▶ **TO BE DONE**
Look through the lines below and extract each one that contains "footer".

[Stored dataset items]
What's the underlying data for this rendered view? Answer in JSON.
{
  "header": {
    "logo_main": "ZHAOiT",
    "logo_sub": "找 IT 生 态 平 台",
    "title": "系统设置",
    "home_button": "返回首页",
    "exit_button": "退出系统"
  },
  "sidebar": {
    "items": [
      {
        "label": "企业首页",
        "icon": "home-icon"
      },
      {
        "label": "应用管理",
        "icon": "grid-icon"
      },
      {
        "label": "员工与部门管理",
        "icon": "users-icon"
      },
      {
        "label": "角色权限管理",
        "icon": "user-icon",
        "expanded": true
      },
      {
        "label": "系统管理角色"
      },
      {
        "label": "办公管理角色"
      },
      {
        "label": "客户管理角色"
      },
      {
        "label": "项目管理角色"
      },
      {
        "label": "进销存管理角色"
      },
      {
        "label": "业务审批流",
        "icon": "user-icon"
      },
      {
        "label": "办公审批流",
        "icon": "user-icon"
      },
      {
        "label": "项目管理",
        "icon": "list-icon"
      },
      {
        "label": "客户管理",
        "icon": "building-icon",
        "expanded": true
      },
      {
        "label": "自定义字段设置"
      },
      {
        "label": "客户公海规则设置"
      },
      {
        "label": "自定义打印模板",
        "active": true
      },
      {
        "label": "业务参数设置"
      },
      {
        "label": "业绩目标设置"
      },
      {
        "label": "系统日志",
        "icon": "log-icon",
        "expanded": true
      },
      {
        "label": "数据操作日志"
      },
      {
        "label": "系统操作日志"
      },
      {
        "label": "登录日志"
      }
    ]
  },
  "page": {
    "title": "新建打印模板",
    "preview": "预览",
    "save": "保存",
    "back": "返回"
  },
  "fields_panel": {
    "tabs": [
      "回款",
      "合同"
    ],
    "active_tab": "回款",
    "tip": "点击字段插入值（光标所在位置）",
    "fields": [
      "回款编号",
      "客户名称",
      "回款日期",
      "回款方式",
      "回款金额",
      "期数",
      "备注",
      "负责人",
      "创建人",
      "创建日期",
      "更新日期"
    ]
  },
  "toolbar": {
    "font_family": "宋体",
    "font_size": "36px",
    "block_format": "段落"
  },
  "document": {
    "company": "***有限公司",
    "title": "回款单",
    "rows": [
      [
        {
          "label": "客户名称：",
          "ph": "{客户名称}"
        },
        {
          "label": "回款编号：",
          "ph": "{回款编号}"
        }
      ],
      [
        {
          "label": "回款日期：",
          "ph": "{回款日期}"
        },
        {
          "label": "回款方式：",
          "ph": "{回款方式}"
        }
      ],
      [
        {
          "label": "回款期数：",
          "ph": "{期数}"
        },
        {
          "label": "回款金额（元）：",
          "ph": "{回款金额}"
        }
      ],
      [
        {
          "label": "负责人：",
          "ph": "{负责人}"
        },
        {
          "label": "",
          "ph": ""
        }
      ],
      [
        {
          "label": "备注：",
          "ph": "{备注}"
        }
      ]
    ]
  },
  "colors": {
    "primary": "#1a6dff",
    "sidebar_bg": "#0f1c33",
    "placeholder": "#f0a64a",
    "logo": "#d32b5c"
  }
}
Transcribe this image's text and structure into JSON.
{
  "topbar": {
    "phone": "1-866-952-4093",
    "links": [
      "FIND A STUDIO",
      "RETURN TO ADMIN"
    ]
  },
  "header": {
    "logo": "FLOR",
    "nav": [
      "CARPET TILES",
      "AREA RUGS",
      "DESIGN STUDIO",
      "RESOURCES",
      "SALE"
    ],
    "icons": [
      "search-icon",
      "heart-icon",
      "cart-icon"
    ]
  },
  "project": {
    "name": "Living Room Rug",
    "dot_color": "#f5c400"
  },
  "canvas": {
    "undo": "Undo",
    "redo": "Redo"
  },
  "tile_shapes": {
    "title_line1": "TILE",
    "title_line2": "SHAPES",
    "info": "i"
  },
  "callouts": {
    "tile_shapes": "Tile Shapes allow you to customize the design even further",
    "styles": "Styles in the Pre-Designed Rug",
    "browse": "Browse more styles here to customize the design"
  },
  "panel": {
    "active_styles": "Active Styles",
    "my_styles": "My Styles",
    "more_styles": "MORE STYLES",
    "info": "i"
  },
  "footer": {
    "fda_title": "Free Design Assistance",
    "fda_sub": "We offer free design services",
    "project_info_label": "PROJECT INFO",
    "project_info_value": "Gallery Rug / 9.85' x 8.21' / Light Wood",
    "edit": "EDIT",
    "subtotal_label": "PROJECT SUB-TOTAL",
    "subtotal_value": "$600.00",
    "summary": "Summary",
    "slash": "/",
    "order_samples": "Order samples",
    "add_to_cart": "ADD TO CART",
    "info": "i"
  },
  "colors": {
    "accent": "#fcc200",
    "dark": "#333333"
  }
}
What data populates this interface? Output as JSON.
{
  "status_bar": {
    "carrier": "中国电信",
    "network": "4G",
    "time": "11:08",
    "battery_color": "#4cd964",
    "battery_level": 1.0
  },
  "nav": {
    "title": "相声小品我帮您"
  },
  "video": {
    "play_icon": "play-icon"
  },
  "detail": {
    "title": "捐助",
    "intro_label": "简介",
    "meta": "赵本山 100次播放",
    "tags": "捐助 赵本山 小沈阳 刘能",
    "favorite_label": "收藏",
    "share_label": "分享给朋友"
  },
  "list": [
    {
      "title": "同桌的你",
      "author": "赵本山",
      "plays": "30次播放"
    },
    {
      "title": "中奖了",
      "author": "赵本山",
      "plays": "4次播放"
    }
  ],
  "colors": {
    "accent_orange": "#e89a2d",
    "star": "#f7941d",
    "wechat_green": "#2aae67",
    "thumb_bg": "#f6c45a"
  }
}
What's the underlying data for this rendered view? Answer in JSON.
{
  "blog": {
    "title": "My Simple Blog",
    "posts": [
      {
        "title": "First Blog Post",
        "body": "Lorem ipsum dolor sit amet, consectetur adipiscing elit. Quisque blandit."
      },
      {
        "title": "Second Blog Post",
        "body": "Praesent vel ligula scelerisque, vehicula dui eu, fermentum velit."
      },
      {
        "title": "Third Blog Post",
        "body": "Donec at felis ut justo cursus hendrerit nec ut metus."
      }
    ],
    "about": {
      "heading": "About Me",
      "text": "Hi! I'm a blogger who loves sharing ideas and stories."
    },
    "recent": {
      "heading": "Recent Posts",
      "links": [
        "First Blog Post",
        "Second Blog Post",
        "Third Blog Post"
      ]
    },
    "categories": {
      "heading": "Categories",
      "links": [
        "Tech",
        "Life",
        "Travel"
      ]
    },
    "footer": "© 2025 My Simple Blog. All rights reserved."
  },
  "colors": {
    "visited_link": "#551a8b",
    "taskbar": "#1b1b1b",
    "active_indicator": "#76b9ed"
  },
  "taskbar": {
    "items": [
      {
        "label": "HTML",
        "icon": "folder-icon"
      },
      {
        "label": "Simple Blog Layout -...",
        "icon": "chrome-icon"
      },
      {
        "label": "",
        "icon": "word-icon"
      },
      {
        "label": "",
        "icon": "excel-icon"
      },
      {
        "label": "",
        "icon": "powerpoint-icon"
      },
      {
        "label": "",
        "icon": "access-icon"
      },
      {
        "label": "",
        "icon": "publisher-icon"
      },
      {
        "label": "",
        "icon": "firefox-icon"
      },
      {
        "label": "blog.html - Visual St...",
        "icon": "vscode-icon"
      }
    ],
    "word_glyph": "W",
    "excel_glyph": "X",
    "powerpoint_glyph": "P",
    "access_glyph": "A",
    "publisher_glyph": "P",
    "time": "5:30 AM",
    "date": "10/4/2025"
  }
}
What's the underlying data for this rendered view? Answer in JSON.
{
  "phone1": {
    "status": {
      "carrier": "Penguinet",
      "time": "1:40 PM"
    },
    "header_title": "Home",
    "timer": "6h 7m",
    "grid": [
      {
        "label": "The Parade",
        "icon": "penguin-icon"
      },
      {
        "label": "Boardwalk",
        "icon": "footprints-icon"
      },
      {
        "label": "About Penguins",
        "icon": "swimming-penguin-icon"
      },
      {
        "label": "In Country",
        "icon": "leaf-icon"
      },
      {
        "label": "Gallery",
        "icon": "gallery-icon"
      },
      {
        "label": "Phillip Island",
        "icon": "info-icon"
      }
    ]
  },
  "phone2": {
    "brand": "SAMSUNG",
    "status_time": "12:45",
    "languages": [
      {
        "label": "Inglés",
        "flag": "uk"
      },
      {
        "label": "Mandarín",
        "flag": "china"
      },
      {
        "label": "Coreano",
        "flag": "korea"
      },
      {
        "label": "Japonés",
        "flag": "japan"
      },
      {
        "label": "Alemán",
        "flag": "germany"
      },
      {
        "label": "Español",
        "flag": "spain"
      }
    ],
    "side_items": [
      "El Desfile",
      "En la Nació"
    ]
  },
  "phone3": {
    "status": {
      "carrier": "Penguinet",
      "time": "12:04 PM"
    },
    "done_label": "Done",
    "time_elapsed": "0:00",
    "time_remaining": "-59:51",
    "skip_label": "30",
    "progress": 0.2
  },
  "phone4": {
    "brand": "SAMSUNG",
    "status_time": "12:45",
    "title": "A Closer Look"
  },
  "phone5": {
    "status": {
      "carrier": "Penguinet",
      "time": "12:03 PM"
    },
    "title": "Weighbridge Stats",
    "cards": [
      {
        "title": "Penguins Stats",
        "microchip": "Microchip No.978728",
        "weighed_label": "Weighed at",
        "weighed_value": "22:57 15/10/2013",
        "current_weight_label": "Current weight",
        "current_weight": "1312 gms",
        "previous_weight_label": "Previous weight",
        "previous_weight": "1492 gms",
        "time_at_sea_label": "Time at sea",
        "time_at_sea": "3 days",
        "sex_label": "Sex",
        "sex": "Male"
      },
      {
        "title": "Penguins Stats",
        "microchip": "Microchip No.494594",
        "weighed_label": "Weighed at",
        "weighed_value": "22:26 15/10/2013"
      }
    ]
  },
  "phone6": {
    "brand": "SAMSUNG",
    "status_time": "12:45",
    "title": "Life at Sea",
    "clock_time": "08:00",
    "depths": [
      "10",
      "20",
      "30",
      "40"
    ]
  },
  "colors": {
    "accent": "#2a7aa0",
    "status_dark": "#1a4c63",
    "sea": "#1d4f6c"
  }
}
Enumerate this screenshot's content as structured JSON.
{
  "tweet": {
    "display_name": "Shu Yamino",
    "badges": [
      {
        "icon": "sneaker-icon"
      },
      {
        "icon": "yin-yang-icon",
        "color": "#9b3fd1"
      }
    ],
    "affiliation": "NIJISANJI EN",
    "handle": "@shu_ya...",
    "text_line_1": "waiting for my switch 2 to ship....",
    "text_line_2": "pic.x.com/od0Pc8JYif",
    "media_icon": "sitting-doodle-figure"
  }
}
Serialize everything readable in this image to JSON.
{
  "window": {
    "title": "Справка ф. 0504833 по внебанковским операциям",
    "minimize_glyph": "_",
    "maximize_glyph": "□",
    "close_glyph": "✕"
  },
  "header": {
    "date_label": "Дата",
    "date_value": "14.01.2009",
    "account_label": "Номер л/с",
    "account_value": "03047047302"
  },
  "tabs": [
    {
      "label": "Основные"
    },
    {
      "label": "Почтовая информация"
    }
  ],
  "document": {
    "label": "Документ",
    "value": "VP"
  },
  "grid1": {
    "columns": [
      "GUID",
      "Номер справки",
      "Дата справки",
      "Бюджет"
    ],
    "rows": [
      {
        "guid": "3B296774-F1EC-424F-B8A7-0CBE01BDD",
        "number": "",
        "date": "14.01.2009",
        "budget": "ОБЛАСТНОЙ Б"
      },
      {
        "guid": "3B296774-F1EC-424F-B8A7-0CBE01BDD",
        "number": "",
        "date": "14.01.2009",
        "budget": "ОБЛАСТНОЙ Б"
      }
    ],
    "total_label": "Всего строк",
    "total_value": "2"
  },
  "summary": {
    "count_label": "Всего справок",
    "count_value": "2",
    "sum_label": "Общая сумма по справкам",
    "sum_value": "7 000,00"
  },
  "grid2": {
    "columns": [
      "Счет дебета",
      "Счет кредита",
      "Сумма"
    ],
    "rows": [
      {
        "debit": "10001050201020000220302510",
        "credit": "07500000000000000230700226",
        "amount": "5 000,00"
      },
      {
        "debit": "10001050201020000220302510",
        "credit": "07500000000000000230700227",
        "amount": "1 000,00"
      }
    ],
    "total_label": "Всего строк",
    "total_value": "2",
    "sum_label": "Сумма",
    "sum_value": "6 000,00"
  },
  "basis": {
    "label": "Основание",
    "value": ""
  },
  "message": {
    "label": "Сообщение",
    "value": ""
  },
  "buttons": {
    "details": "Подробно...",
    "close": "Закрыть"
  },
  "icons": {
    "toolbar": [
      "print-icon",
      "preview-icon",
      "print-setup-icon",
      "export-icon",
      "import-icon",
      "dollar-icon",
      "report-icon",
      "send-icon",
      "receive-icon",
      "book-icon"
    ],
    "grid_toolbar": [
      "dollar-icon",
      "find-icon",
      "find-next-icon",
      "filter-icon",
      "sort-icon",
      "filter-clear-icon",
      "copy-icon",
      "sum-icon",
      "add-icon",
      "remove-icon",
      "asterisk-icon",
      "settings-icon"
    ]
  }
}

▶ **SOLUTION TO THIS PROBLEM**
  "footer": {
    "footer": "© 2025 My Simple Blog. All rights reserved."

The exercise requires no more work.